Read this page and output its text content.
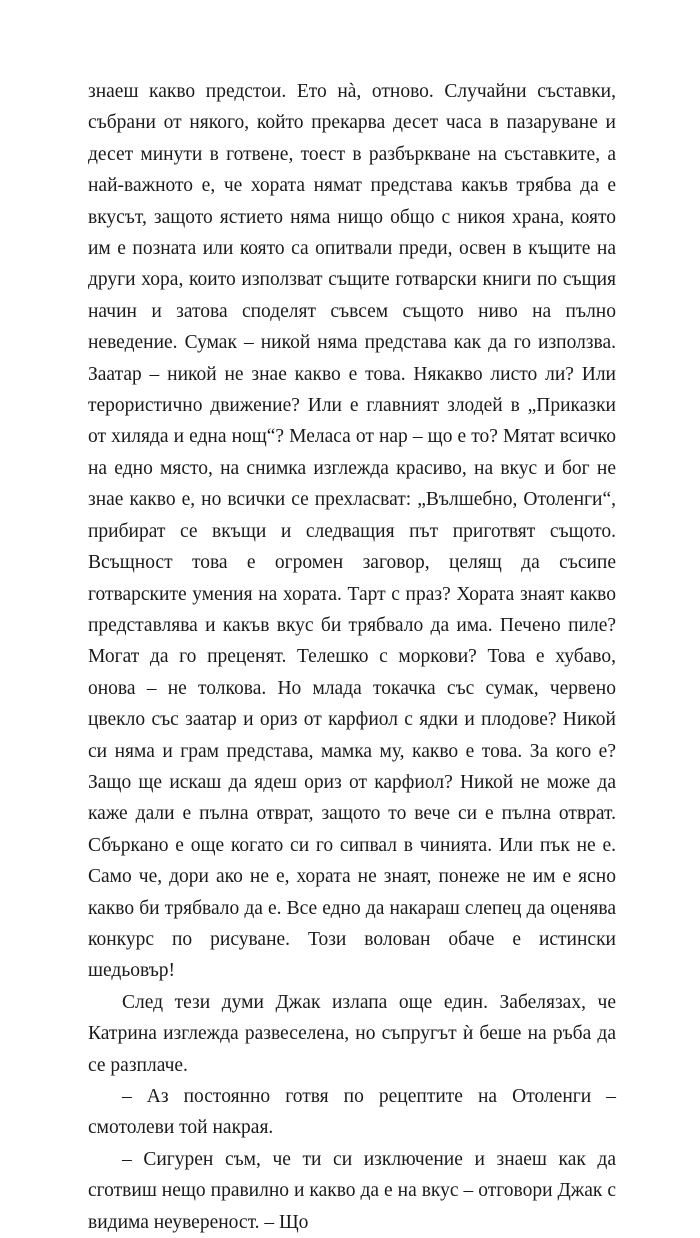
знаеш какво предстои. Ето нà, отново. Случайни съставки, събрани от някого, който прекарва десет часа в пазаруване и десет минути в готвене, тоест в разбъркване на съставките, а най-важното е, че хората нямат представа какъв трябва да е вкусът, защото ястието няма нищо общо с никоя храна, която им е позната или която са опитвали преди, освен в къщите на други хора, които използват същите готварски книги по същия начин и затова споделят съвсем същото ниво на пълно неведение. Сумак – никой няма представа как да го използва. Заатар – никой не знае какво е това. Някакво листо ли? Или терористично движение? Или е главният злодей в „Приказки от хиляда и една нощ“? Меласа от нар – що е то? Мятат всичко на едно място, на снимка изглежда красиво, на вкус и бог не знае какво е, но всички се прехласват: „Вълшебно, Отоленги“, прибират се вкъщи и следващия път приготвят същото. Всъщност това е огромен заговор, целящ да съсипе готварските умения на хората. Тарт с праз? Хората знаят какво представлява и какъв вкус би трябвало да има. Печено пиле? Могат да го преценят. Телешко с моркови? Това е хубаво, онова – не толкова. Но млада токачка със сумак, червено цвекло със заатар и ориз от карфиол с ядки и плодове? Никой си няма и грам представа, мамка му, какво е това. За кого е? Защо ще искаш да ядеш ориз от карфиол? Никой не може да каже дали е пълна отврат, защото то вече си е пълна отврат. Сбъркано е още когато си го сипвал в чинията. Или пък не е. Само че, дори ако не е, хората не знаят, понеже не им е ясно какво би трябвало да е. Все едно да накараш слепец да оценява конкурс по рисуване. Този волован обаче е истински шедьовър!

След тези думи Джак излапа още един. Забелязах, че Катрина изглежда развеселена, но съпругът ѝ беше на ръба да се разплаче.

– Аз постоянно готвя по рецептите на Отоленги – смотолеви той накрая.

– Сигурен съм, че ти си изключение и знаеш как да сготвиш нещо правилно и какво да е на вкус – отговори Джак с видима неувереност. – Що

* * *

WHAT TO PRODUCE
Omit the pictures, then quote the rest of the material above exactly.

FULL RESPONSE
Read this page and output its text content.
знаеш какво предстои. Ето нà, отново. Случайни съставки, събрани от някого, който прекарва десет часа в пазаруване и десет минути в готвене, тоест в разбъркване на съставките, а най-важното е, че хората нямат представа какъв трябва да е вкусът, защото ястието няма нищо общо с никоя храна, която им е позната или която са опитвали преди, освен в къщите на други хора, които използват същите готварски книги по същия начин и затова споделят съвсем същото ниво на пълно неведение. Сумак – никой няма представа как да го използва. Заатар – никой не знае какво е това. Някакво листо ли? Или терористично движение? Или е главният злодей в „Приказки от хиляда и една нощ“? Меласа от нар – що е то? Мятат всичко на едно място, на снимка изглежда красиво, на вкус и бог не знае какво е, но всички се прехласват: „Вълшебно, Отоленги“, прибират се вкъщи и следващия път приготвят същото. Всъщност това е огромен заговор, целящ да съсипе готварските умения на хората. Тарт с праз? Хората знаят какво представлява и какъв вкус би трябвало да има. Печено пиле? Могат да го преценят. Телешко с моркови? Това е хубаво, онова – не толкова. Но млада токачка със сумак, червено цвекло със заатар и ориз от карфиол с ядки и плодове? Никой си няма и грам представа, мамка му, какво е това. За кого е? Защо ще искаш да ядеш ориз от карфиол? Никой не може да каже дали е пълна отврат, защото то вече си е пълна отврат. Сбъркано е още когато си го сипвал в чинията. Или пък не е. Само че, дори ако не е, хората не знаят, понеже не им е ясно какво би трябвало да е. Все едно да накараш слепец да оценява конкурс по рисуване. Този волован обаче е истински шедьовър!

След тези думи Джак излапа още един. Забелязах, че Катрина изглежда развеселена, но съпругът ѝ беше на ръба да се разплаче.

– Аз постоянно готвя по рецептите на Отоленги – смотолеви той накрая.

– Сигурен съм, че ти си изключение и знаеш как да сготвиш нещо правилно и какво да е на вкус – отговори Джак с видима неувереност. – Що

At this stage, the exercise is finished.